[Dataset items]
────────────────────────────────────────

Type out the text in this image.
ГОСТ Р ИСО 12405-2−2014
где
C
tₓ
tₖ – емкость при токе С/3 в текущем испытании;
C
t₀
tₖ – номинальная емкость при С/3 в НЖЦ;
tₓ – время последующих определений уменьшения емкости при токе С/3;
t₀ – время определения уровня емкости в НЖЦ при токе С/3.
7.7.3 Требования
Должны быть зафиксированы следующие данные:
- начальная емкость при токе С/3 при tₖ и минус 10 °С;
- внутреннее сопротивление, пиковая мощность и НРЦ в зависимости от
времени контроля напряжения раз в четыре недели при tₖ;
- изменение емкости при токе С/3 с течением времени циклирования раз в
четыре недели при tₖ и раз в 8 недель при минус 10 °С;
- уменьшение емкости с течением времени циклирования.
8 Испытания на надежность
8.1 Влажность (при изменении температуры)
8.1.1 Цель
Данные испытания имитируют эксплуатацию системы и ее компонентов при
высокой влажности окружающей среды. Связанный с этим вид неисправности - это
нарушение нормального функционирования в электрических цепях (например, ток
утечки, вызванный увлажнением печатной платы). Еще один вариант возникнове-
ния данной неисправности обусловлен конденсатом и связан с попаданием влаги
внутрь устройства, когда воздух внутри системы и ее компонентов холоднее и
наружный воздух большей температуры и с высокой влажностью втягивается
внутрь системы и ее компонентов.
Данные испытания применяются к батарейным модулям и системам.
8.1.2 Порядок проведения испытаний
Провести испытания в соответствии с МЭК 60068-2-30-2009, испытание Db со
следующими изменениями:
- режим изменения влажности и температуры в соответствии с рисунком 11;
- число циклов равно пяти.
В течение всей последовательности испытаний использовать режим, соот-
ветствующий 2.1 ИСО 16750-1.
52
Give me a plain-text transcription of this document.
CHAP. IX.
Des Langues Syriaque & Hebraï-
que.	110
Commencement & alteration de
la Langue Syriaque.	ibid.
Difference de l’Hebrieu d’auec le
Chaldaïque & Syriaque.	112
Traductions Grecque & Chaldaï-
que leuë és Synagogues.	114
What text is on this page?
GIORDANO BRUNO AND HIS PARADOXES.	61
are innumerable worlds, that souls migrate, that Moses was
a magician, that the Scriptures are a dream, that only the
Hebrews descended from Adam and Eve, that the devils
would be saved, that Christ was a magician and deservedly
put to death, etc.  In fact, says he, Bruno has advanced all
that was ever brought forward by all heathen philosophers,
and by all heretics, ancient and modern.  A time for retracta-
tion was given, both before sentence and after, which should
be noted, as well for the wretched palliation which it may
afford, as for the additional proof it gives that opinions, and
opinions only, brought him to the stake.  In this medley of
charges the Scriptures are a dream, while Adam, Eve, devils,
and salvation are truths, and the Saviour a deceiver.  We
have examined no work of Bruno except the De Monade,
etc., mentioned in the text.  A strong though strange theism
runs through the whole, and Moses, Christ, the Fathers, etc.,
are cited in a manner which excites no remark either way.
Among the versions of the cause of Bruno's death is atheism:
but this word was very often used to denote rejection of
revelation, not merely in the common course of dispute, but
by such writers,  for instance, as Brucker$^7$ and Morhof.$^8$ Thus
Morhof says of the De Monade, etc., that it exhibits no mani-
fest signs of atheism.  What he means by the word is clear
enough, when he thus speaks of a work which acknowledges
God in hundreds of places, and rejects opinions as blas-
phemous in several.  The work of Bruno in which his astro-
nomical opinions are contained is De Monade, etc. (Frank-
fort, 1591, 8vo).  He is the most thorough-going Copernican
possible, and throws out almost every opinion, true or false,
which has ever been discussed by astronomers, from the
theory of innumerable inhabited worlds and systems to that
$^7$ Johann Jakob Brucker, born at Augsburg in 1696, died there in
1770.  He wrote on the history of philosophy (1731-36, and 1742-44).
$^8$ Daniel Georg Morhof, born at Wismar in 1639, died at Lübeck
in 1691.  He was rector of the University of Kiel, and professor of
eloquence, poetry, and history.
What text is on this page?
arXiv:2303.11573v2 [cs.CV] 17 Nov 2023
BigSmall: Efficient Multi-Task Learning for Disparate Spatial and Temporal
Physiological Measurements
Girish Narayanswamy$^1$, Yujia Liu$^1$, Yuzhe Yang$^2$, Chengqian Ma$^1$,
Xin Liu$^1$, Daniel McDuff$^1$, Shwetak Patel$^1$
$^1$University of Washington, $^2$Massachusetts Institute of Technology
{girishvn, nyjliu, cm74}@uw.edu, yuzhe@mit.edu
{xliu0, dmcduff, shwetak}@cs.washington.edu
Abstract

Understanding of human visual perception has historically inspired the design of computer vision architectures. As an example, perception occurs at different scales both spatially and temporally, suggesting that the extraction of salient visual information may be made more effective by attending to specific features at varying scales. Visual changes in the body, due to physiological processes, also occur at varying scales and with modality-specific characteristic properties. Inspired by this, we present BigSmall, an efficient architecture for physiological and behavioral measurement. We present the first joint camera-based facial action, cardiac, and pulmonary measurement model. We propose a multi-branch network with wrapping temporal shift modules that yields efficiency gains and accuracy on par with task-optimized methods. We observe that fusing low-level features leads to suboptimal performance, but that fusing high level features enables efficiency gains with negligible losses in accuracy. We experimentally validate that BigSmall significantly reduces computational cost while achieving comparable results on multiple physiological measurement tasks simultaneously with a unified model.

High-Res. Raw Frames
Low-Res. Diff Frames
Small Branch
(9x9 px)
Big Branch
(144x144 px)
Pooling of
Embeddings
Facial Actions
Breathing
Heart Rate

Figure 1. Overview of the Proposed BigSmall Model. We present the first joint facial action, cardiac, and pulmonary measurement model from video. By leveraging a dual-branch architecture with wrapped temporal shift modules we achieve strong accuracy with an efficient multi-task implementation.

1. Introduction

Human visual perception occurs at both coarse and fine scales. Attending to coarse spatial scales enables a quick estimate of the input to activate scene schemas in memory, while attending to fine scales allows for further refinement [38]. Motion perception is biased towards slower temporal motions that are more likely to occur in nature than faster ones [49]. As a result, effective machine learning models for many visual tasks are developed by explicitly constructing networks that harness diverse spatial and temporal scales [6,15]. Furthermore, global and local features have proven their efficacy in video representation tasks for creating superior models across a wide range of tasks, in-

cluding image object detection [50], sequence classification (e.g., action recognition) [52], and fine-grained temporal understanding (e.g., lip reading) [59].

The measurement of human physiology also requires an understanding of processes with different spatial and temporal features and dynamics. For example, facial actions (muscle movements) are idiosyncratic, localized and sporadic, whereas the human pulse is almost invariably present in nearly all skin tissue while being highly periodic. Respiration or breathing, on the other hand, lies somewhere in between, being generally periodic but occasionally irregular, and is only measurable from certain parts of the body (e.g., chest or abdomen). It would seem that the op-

────────────────────────────────────────

* _Objective_
Every line of the records above needs to be given again exactly.

* _Correct output_
Type out the text in this image.
ГОСТ Р ИСО 12405-2−2014
где
C
tₓ
tₖ – емкость при токе С/3 в текущем испытании;
C
t₀
tₖ – номинальная емкость при С/3 в НЖЦ;
tₓ – время последующих определений уменьшения емкости при токе С/3;
t₀ – время определения уровня емкости в НЖЦ при токе С/3.
7.7.3 Требования
Должны быть зафиксированы следующие данные:
- начальная емкость при токе С/3 при tₖ и минус 10 °С;
- внутреннее сопротивление, пиковая мощность и НРЦ в зависимости от
времени контроля напряжения раз в четыре недели при tₖ;
- изменение емкости при токе С/3 с течением времени циклирования раз в
четыре недели при tₖ и раз в 8 недель при минус 10 °С;
- уменьшение емкости с течением времени циклирования.
8 Испытания на надежность
8.1 Влажность (при изменении температуры)
8.1.1 Цель
Данные испытания имитируют эксплуатацию системы и ее компонентов при
высокой влажности окружающей среды. Связанный с этим вид неисправности - это
нарушение нормального функционирования в электрических цепях (например, ток
утечки, вызванный увлажнением печатной платы). Еще один вариант возникнове-
ния данной неисправности обусловлен конденсатом и связан с попаданием влаги
внутрь устройства, когда воздух внутри системы и ее компонентов холоднее и
наружный воздух большей температуры и с высокой влажностью втягивается
внутрь системы и ее компонентов.
Данные испытания применяются к батарейным модулям и системам.
8.1.2 Порядок проведения испытаний
Провести испытания в соответствии с МЭК 60068-2-30-2009, испытание Db со
следующими изменениями:
- режим изменения влажности и температуры в соответствии с рисунком 11;
- число циклов равно пяти.
В течение всей последовательности испытаний использовать режим, соот-
ветствующий 2.1 ИСО 16750-1.
52
Give me a plain-text transcription of this document.
CHAP. IX.
Des Langues Syriaque & Hebraï-
que.	110
Commencement & alteration de
la Langue Syriaque.	ibid.
Difference de l’Hebrieu d’auec le
Chaldaïque & Syriaque.	112
Traductions Grecque & Chaldaï-
que leuë és Synagogues.	114
What text is on this page?
GIORDANO BRUNO AND HIS PARADOXES.	61
are innumerable worlds, that souls migrate, that Moses was
a magician, that the Scriptures are a dream, that only the
Hebrews descended from Adam and Eve, that the devils
would be saved, that Christ was a magician and deservedly
put to death, etc.  In fact, says he, Bruno has advanced all
that was ever brought forward by all heathen philosophers,
and by all heretics, ancient and modern.  A time for retracta-
tion was given, both before sentence and after, which should
be noted, as well for the wretched palliation which it may
afford, as for the additional proof it gives that opinions, and
opinions only, brought him to the stake.  In this medley of
charges the Scriptures are a dream, while Adam, Eve, devils,
and salvation are truths, and the Saviour a deceiver.  We
have examined no work of Bruno except the De Monade,
etc., mentioned in the text.  A strong though strange theism
runs through the whole, and Moses, Christ, the Fathers, etc.,
are cited in a manner which excites no remark either way.
Among the versions of the cause of Bruno's death is atheism:
but this word was very often used to denote rejection of
revelation, not merely in the common course of dispute, but
by such writers,  for instance, as Brucker$^7$ and Morhof.$^8$ Thus
Morhof says of the De Monade, etc., that it exhibits no mani-
fest signs of atheism.  What he means by the word is clear
enough, when he thus speaks of a work which acknowledges
God in hundreds of places, and rejects opinions as blas-
phemous in several.  The work of Bruno in which his astro-
nomical opinions are contained is De Monade, etc. (Frank-
fort, 1591, 8vo).  He is the most thorough-going Copernican
possible, and throws out almost every opinion, true or false,
which has ever been discussed by astronomers, from the
theory of innumerable inhabited worlds and systems to that
$^7$ Johann Jakob Brucker, born at Augsburg in 1696, died there in
1770.  He wrote on the history of philosophy (1731-36, and 1742-44).
$^8$ Daniel Georg Morhof, born at Wismar in 1639, died at Lübeck
in 1691.  He was rector of the University of Kiel, and professor of
eloquence, poetry, and history.
What text is on this page?
arXiv:2303.11573v2 [cs.CV] 17 Nov 2023
BigSmall: Efficient Multi-Task Learning for Disparate Spatial and Temporal
Physiological Measurements
Girish Narayanswamy$^1$, Yujia Liu$^1$, Yuzhe Yang$^2$, Chengqian Ma$^1$,
Xin Liu$^1$, Daniel McDuff$^1$, Shwetak Patel$^1$
$^1$University of Washington, $^2$Massachusetts Institute of Technology
{girishvn, nyjliu, cm74}@uw.edu, yuzhe@mit.edu
{xliu0, dmcduff, shwetak}@cs.washington.edu
Abstract

Understanding of human visual perception has historically inspired the design of computer vision architectures. As an example, perception occurs at different scales both spatially and temporally, suggesting that the extraction of salient visual information may be made more effective by attending to specific features at varying scales. Visual changes in the body, due to physiological processes, also occur at varying scales and with modality-specific characteristic properties. Inspired by this, we present BigSmall, an efficient architecture for physiological and behavioral measurement. We present the first joint camera-based facial action, cardiac, and pulmonary measurement model. We propose a multi-branch network with wrapping temporal shift modules that yields efficiency gains and accuracy on par with task-optimized methods. We observe that fusing low-level features leads to suboptimal performance, but that fusing high level features enables efficiency gains with negligible losses in accuracy. We experimentally validate that BigSmall significantly reduces computational cost while achieving comparable results on multiple physiological measurement tasks simultaneously with a unified model.

High-Res. Raw Frames
Low-Res. Diff Frames
Small Branch
(9x9 px)
Big Branch
(144x144 px)
Pooling of
Embeddings
Facial Actions
Breathing
Heart Rate

Figure 1. Overview of the Proposed BigSmall Model. We present the first joint facial action, cardiac, and pulmonary measurement model from video. By leveraging a dual-branch architecture with wrapped temporal shift modules we achieve strong accuracy with an efficient multi-task implementation.

1. Introduction

Human visual perception occurs at both coarse and fine scales. Attending to coarse spatial scales enables a quick estimate of the input to activate scene schemas in memory, while attending to fine scales allows for further refinement [38]. Motion perception is biased towards slower temporal motions that are more likely to occur in nature than faster ones [49]. As a result, effective machine learning models for many visual tasks are developed by explicitly constructing networks that harness diverse spatial and temporal scales [6,15]. Furthermore, global and local features have proven their efficacy in video representation tasks for creating superior models across a wide range of tasks, in-

cluding image object detection [50], sequence classification (e.g., action recognition) [52], and fine-grained temporal understanding (e.g., lip reading) [59].

The measurement of human physiology also requires an understanding of processes with different spatial and temporal features and dynamics. For example, facial actions (muscle movements) are idiosyncratic, localized and sporadic, whereas the human pulse is almost invariably present in nearly all skin tissue while being highly periodic. Respiration or breathing, on the other hand, lies somewhere in between, being generally periodic but occasionally irregular, and is only measurable from certain parts of the body (e.g., chest or abdomen). It would seem that the op-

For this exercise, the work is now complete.